WHAT IS BEING ASKED
Copy the line containing "Transcribe the text in this document.", then all lines after it up to and including the final line of the material, exactly and without additions.

****************

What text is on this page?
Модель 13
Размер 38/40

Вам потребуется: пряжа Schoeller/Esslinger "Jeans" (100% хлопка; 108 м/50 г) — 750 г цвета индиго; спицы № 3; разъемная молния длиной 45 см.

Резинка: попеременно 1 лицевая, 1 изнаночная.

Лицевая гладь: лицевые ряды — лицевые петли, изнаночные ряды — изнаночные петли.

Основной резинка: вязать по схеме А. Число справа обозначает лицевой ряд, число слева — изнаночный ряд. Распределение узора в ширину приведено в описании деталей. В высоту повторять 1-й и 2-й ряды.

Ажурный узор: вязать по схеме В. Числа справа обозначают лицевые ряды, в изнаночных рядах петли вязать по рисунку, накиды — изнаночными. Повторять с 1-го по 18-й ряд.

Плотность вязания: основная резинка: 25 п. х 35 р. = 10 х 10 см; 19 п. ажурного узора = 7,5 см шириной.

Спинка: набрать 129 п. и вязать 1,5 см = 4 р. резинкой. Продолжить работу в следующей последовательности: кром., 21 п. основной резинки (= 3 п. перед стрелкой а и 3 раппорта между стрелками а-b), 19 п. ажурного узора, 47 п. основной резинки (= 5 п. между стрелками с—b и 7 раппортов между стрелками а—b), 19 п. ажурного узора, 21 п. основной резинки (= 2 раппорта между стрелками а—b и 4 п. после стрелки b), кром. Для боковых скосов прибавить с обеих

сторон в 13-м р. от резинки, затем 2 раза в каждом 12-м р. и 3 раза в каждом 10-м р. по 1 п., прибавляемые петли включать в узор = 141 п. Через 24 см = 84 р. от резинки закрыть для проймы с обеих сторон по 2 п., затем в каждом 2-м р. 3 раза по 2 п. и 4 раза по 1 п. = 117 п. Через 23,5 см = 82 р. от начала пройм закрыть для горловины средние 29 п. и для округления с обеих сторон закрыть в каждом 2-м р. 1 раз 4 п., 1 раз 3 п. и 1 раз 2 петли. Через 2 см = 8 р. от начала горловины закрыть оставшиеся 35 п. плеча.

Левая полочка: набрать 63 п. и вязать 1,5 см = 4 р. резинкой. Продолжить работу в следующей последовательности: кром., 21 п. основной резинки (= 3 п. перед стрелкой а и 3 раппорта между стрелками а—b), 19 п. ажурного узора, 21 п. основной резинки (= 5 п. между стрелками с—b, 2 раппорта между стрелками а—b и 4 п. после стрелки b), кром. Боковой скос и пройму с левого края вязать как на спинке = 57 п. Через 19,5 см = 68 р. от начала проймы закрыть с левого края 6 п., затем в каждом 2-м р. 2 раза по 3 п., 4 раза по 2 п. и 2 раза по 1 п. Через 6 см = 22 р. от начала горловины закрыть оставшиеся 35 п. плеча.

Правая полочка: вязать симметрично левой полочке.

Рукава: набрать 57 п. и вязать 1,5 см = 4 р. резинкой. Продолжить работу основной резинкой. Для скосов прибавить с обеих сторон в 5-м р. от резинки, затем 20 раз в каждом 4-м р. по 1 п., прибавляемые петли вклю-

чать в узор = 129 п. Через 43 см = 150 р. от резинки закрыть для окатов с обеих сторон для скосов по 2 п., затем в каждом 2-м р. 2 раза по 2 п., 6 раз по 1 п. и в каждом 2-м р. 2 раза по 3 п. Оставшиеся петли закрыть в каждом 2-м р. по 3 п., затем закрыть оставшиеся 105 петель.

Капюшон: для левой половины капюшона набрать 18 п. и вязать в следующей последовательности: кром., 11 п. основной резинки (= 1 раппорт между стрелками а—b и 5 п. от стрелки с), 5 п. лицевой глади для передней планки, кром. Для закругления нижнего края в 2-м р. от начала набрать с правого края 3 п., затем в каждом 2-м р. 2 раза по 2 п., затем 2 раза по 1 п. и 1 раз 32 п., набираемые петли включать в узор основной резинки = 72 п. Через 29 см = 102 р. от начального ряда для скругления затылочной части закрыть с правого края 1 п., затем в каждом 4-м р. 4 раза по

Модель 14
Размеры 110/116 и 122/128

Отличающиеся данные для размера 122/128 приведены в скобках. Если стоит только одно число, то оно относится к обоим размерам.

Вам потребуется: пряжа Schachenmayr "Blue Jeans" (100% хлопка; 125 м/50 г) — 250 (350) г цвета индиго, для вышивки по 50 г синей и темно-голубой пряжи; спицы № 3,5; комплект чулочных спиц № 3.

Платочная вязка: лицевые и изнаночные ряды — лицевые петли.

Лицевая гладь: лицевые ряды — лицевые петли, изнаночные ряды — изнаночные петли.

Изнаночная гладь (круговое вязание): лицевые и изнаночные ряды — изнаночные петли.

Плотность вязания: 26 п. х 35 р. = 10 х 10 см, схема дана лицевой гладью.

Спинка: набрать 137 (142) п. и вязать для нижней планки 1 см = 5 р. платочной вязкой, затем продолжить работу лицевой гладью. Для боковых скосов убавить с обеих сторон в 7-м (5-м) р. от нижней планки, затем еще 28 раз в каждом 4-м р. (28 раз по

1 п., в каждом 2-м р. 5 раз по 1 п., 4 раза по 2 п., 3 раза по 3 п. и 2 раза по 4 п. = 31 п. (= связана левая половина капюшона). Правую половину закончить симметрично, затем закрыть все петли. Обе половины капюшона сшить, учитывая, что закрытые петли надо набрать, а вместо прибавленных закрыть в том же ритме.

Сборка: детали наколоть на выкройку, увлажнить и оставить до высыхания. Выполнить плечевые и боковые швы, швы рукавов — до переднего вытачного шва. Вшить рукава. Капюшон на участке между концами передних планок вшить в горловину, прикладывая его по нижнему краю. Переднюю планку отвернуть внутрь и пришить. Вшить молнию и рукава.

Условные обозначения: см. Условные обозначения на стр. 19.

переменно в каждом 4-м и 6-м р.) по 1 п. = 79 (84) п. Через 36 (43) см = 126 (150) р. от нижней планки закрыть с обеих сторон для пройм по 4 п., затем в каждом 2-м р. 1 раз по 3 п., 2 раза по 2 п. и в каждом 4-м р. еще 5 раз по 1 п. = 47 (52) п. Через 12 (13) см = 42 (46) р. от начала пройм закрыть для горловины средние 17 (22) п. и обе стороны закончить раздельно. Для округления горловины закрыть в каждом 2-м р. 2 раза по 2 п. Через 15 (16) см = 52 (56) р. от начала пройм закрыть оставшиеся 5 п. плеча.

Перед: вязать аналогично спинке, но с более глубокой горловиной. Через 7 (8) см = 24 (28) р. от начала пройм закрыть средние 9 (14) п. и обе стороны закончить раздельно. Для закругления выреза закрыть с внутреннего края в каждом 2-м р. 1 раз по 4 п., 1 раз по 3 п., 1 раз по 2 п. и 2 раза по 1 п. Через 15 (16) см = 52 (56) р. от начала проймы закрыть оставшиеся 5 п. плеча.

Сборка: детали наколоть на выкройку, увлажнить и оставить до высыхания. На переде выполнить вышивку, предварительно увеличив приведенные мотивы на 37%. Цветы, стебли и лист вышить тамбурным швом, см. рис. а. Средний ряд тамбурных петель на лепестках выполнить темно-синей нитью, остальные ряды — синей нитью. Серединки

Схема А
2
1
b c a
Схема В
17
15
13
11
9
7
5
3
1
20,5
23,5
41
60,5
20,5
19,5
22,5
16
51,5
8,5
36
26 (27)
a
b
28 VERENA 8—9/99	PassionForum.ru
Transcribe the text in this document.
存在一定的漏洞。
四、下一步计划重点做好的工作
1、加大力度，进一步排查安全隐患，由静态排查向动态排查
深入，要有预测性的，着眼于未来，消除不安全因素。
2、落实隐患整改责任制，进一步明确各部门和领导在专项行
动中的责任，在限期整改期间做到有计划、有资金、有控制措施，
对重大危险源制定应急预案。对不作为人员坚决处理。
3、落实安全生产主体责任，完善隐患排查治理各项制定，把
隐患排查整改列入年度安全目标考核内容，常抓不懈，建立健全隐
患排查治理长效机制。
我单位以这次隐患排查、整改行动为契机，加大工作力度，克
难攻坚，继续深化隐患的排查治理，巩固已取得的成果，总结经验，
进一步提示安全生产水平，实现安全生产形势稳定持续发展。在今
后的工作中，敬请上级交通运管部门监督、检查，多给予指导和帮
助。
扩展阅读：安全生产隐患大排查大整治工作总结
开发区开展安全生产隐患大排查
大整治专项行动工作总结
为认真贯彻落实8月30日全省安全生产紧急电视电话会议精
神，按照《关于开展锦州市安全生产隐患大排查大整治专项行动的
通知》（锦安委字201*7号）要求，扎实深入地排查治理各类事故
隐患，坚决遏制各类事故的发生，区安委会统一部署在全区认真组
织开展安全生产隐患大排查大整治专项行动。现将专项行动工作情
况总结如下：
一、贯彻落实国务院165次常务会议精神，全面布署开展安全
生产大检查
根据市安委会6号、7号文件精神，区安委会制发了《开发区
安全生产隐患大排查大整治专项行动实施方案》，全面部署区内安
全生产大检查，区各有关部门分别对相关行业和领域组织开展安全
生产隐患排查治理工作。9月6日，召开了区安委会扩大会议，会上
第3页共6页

****************

SOLUTION TO THE EXERCISE
Transcribe the text in this document.
存在一定的漏洞。
四、下一步计划重点做好的工作
1、加大力度，进一步排查安全隐患，由静态排查向动态排查
深入，要有预测性的，着眼于未来，消除不安全因素。
2、落实隐患整改责任制，进一步明确各部门和领导在专项行
动中的责任，在限期整改期间做到有计划、有资金、有控制措施，
对重大危险源制定应急预案。对不作为人员坚决处理。
3、落实安全生产主体责任，完善隐患排查治理各项制定，把
隐患排查整改列入年度安全目标考核内容，常抓不懈，建立健全隐
患排查治理长效机制。
我单位以这次隐患排查、整改行动为契机，加大工作力度，克
难攻坚，继续深化隐患的排查治理，巩固已取得的成果，总结经验，
进一步提示安全生产水平，实现安全生产形势稳定持续发展。在今
后的工作中，敬请上级交通运管部门监督、检查，多给予指导和帮
助。
扩展阅读：安全生产隐患大排查大整治工作总结
开发区开展安全生产隐患大排查
大整治专项行动工作总结
为认真贯彻落实8月30日全省安全生产紧急电视电话会议精
神，按照《关于开展锦州市安全生产隐患大排查大整治专项行动的
通知》（锦安委字201*7号）要求，扎实深入地排查治理各类事故
隐患，坚决遏制各类事故的发生，区安委会统一部署在全区认真组
织开展安全生产隐患大排查大整治专项行动。现将专项行动工作情
况总结如下：
一、贯彻落实国务院165次常务会议精神，全面布署开展安全
生产大检查
根据市安委会6号、7号文件精神，区安委会制发了《开发区
安全生产隐患大排查大整治专项行动实施方案》，全面部署区内安
全生产大检查，区各有关部门分别对相关行业和领域组织开展安全
生产隐患排查治理工作。9月6日，召开了区安委会扩大会议，会上
第3页共6页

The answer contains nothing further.